Data excerpts
______
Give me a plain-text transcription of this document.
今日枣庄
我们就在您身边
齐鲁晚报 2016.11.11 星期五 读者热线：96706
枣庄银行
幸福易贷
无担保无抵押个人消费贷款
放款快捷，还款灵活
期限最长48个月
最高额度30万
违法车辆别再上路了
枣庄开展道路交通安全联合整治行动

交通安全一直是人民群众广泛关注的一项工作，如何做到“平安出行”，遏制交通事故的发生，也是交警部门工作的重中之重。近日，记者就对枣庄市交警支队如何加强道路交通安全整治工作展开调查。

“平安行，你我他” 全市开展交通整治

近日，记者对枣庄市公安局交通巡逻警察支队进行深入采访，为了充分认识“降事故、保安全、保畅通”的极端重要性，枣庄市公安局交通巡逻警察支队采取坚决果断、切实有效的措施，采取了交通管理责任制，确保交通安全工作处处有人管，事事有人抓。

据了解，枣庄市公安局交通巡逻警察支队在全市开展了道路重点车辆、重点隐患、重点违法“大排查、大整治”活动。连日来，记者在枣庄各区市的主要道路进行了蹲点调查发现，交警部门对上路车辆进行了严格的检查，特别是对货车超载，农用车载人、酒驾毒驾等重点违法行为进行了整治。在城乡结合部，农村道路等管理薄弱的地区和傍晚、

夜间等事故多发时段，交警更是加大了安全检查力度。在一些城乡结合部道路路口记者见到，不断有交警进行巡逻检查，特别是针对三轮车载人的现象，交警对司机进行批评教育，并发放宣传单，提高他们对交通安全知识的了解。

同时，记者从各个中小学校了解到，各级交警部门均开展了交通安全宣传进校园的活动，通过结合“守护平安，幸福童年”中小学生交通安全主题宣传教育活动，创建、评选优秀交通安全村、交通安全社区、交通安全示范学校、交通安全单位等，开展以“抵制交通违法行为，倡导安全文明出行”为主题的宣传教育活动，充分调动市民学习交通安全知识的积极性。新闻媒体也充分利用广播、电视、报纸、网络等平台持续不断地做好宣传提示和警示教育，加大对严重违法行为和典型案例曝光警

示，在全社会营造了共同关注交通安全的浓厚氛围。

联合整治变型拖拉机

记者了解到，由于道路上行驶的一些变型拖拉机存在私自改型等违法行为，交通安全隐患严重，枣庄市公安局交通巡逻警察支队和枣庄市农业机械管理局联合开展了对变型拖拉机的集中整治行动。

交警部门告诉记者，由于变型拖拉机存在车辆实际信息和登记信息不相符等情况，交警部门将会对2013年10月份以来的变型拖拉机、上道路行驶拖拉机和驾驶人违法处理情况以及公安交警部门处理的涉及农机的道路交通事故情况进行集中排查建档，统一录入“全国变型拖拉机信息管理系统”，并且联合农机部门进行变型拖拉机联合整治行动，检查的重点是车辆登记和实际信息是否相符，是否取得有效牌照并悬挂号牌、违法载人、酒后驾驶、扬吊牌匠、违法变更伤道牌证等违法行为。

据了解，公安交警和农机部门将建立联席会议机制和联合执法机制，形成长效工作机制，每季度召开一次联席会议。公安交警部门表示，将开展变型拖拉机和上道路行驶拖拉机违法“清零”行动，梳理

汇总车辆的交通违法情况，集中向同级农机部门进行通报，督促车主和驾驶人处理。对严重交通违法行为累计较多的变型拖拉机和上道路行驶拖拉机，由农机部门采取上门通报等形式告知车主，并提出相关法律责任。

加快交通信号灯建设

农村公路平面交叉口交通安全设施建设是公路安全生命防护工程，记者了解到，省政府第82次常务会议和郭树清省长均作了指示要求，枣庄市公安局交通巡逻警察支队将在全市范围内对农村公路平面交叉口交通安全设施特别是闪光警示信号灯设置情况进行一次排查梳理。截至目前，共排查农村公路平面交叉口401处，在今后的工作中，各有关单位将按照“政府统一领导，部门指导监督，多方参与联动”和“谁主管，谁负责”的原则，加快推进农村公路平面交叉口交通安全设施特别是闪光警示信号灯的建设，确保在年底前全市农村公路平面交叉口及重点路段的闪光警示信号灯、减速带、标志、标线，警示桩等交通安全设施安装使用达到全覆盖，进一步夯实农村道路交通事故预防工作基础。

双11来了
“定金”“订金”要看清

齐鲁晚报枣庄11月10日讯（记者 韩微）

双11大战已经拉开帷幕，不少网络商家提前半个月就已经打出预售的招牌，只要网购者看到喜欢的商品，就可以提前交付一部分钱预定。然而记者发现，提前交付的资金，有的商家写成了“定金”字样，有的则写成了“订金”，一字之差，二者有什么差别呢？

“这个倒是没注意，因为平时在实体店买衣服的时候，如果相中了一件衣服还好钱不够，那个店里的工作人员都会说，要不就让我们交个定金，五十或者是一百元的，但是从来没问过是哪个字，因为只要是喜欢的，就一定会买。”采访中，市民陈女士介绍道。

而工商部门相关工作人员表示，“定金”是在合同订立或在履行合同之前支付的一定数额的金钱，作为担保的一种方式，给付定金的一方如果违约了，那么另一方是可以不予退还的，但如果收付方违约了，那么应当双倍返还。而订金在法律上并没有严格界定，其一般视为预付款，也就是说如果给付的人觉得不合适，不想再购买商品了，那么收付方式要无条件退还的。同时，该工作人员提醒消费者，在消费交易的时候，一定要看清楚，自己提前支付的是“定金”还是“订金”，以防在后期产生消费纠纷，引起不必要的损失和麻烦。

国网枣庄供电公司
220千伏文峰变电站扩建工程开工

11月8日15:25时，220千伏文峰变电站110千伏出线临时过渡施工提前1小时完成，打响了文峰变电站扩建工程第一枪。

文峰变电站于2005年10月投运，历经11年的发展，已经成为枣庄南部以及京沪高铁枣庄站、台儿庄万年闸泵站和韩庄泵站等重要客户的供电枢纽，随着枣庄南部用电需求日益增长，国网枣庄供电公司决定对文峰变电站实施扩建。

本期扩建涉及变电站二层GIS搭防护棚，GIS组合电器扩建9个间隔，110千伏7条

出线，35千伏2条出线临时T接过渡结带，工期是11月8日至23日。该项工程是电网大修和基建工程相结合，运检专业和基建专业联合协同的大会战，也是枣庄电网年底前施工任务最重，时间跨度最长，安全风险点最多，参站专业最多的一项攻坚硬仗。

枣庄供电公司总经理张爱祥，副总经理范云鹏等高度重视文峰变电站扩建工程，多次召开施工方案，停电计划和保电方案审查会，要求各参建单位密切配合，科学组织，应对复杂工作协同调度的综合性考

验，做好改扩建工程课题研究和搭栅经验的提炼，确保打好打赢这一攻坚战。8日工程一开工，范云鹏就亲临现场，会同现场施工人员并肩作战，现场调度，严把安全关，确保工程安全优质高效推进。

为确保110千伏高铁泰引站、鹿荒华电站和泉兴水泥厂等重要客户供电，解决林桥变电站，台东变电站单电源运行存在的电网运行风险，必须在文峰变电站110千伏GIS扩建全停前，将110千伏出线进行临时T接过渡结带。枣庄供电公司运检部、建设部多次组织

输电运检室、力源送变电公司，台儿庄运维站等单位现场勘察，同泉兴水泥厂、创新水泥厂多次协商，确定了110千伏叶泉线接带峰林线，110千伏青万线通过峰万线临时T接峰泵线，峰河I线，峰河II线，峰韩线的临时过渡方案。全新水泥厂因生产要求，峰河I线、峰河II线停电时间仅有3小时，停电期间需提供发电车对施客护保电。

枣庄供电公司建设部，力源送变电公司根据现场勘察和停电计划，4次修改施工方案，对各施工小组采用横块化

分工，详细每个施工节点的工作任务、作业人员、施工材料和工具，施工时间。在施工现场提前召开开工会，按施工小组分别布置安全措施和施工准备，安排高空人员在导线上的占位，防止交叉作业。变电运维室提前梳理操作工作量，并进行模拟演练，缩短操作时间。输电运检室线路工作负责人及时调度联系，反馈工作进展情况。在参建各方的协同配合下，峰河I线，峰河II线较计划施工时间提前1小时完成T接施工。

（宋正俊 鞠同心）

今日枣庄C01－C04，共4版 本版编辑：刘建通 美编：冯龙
______
Short problem
Using the entries above, state how many lines include the word "峰河I线", with no other words.

Result of this exercise
2